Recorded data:
########
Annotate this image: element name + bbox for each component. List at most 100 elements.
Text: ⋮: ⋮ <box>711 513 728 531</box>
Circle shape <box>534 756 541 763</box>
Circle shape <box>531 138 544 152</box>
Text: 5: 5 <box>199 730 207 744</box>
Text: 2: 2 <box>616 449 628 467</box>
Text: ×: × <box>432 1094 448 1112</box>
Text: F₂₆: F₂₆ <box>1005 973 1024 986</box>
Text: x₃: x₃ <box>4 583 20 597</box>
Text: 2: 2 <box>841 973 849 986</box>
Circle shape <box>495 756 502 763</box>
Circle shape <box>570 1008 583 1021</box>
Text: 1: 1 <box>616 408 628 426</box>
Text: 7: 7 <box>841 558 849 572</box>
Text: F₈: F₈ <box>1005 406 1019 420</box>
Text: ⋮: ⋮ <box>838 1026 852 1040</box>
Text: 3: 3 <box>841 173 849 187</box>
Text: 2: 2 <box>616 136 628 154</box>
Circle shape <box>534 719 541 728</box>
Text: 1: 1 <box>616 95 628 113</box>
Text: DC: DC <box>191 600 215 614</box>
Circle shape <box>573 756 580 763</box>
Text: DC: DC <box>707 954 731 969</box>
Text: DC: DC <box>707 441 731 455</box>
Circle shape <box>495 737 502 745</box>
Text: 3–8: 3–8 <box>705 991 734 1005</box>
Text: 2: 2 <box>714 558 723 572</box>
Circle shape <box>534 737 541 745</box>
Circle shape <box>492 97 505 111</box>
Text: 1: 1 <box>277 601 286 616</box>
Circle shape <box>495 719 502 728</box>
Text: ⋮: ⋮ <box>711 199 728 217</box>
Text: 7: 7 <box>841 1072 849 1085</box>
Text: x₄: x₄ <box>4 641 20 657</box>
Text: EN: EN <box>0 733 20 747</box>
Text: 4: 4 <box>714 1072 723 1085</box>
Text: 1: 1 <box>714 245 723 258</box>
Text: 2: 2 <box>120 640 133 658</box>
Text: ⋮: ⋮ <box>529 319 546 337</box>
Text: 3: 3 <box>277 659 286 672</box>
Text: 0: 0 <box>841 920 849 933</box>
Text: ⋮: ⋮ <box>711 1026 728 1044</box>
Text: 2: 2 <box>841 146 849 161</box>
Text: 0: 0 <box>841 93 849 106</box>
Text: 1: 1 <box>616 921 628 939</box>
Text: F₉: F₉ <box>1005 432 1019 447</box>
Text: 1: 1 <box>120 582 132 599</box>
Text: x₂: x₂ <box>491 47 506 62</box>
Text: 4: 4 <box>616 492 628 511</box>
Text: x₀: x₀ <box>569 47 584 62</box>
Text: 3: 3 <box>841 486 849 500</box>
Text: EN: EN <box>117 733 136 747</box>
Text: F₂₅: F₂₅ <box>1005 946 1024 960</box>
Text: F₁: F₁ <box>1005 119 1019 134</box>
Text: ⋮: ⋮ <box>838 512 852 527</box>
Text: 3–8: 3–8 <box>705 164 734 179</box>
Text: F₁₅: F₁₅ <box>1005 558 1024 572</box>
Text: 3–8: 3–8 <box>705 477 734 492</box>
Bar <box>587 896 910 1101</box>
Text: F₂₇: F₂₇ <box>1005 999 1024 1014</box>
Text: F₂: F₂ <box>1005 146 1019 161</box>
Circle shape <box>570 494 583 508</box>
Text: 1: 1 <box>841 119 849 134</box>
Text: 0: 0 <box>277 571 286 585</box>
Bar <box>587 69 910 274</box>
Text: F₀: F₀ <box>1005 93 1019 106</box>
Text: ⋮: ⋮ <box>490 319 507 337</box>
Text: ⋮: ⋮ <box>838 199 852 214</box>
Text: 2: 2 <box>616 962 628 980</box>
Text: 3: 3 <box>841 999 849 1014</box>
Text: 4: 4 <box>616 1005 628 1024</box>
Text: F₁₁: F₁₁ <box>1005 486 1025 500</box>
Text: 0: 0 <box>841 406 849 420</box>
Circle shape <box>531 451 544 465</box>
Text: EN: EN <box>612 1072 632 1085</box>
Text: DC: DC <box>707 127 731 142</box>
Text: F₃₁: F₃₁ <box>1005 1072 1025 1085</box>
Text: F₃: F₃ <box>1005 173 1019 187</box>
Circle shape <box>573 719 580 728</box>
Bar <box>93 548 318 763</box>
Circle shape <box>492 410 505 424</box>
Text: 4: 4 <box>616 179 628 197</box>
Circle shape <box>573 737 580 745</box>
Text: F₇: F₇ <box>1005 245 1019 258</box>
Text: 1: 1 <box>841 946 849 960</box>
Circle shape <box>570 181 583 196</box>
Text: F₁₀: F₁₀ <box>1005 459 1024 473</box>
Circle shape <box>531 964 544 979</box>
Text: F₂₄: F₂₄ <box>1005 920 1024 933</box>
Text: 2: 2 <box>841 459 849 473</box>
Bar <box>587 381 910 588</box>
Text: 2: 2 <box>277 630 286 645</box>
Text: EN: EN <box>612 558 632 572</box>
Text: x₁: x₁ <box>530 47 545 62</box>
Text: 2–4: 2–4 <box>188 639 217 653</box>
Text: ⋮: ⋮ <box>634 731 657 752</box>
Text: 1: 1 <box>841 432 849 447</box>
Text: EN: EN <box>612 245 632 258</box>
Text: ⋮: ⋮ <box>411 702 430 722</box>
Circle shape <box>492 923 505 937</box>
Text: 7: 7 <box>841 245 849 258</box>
########
▸ **EXERCISE REQUIREMENTS**:
Transcribe all of the data above line for line, with no changes.

▸ **TASK RESPONSE**:
Annotate this image: element name + bbox for each component. List at most 100 elements.
Text: ⋮: ⋮ <box>711 513 728 531</box>
Circle shape <box>534 756 541 763</box>
Circle shape <box>531 138 544 152</box>
Text: 5: 5 <box>199 730 207 744</box>
Text: 2: 2 <box>616 449 628 467</box>
Text: ×: × <box>432 1094 448 1112</box>
Text: F₂₆: F₂₆ <box>1005 973 1024 986</box>
Text: x₃: x₃ <box>4 583 20 597</box>
Text: 2: 2 <box>841 973 849 986</box>
Circle shape <box>495 756 502 763</box>
Circle shape <box>570 1008 583 1021</box>
Text: 1: 1 <box>616 408 628 426</box>
Text: 7: 7 <box>841 558 849 572</box>
Text: F₈: F₈ <box>1005 406 1019 420</box>
Text: ⋮: ⋮ <box>838 1026 852 1040</box>
Text: 3: 3 <box>841 173 849 187</box>
Text: 2: 2 <box>616 136 628 154</box>
Circle shape <box>534 719 541 728</box>
Text: 1: 1 <box>616 95 628 113</box>
Text: DC: DC <box>191 600 215 614</box>
Circle shape <box>573 756 580 763</box>
Text: DC: DC <box>707 954 731 969</box>
Text: DC: DC <box>707 441 731 455</box>
Circle shape <box>495 737 502 745</box>
Text: 3–8: 3–8 <box>705 991 734 1005</box>
Text: 2: 2 <box>714 558 723 572</box>
Circle shape <box>534 737 541 745</box>
Circle shape <box>492 97 505 111</box>
Text: 1: 1 <box>277 601 286 616</box>
Circle shape <box>495 719 502 728</box>
Text: ⋮: ⋮ <box>711 199 728 217</box>
Text: 7: 7 <box>841 1072 849 1085</box>
Text: x₄: x₄ <box>4 641 20 657</box>
Text: EN: EN <box>0 733 20 747</box>
Text: 4: 4 <box>714 1072 723 1085</box>
Text: 1: 1 <box>714 245 723 258</box>
Text: 2: 2 <box>120 640 133 658</box>
Text: ⋮: ⋮ <box>529 319 546 337</box>
Text: 3: 3 <box>277 659 286 672</box>
Text: 0: 0 <box>841 920 849 933</box>
Text: ⋮: ⋮ <box>711 1026 728 1044</box>
Text: 2: 2 <box>841 146 849 161</box>
Text: 0: 0 <box>841 93 849 106</box>
Text: 1: 1 <box>616 921 628 939</box>
Text: F₉: F₉ <box>1005 432 1019 447</box>
Text: 1: 1 <box>120 582 132 599</box>
Text: x₂: x₂ <box>491 47 506 62</box>
Text: 4: 4 <box>616 492 628 511</box>
Text: x₀: x₀ <box>569 47 584 62</box>
Text: 3: 3 <box>841 486 849 500</box>
Text: EN: EN <box>117 733 136 747</box>
Text: F₂₅: F₂₅ <box>1005 946 1024 960</box>
Text: F₁: F₁ <box>1005 119 1019 134</box>
Text: ⋮: ⋮ <box>838 512 852 527</box>
Text: 3–8: 3–8 <box>705 164 734 179</box>
Text: F₁₅: F₁₅ <box>1005 558 1024 572</box>
Text: 3–8: 3–8 <box>705 477 734 492</box>
Bar <box>587 896 910 1101</box>
Text: F₂₇: F₂₇ <box>1005 999 1024 1014</box>
Text: F₂: F₂ <box>1005 146 1019 161</box>
Circle shape <box>570 494 583 508</box>
Text: 1: 1 <box>841 119 849 134</box>
Text: 0: 0 <box>277 571 286 585</box>
Bar <box>587 69 910 274</box>
Text: F₀: F₀ <box>1005 93 1019 106</box>
Text: ⋮: ⋮ <box>490 319 507 337</box>
Text: ⋮: ⋮ <box>838 199 852 214</box>
Text: 2: 2 <box>616 962 628 980</box>
Text: 3: 3 <box>841 999 849 1014</box>
Text: 4: 4 <box>616 1005 628 1024</box>
Text: F₁₁: F₁₁ <box>1005 486 1025 500</box>
Text: 0: 0 <box>841 406 849 420</box>
Circle shape <box>531 451 544 465</box>
Text: EN: EN <box>612 1072 632 1085</box>
Text: DC: DC <box>707 127 731 142</box>
Text: F₃₁: F₃₁ <box>1005 1072 1025 1085</box>
Text: F₃: F₃ <box>1005 173 1019 187</box>
Circle shape <box>573 719 580 728</box>
Bar <box>93 548 318 763</box>
Circle shape <box>492 410 505 424</box>
Text: 4: 4 <box>616 179 628 197</box>
Circle shape <box>573 737 580 745</box>
Text: F₇: F₇ <box>1005 245 1019 258</box>
Text: 1: 1 <box>841 946 849 960</box>
Circle shape <box>570 181 583 196</box>
Text: F₁₀: F₁₀ <box>1005 459 1024 473</box>
Circle shape <box>531 964 544 979</box>
Text: F₂₄: F₂₄ <box>1005 920 1024 933</box>
Text: 2: 2 <box>841 459 849 473</box>
Bar <box>587 381 910 588</box>
Text: 2: 2 <box>277 630 286 645</box>
Text: EN: EN <box>612 558 632 572</box>
Text: x₁: x₁ <box>530 47 545 62</box>
Text: 2–4: 2–4 <box>188 639 217 653</box>
Text: ⋮: ⋮ <box>634 731 657 752</box>
Text: 1: 1 <box>841 432 849 447</box>
Text: EN: EN <box>612 245 632 258</box>
Text: ⋮: ⋮ <box>411 702 430 722</box>
Circle shape <box>492 923 505 937</box>
Text: 7: 7 <box>841 245 849 258</box>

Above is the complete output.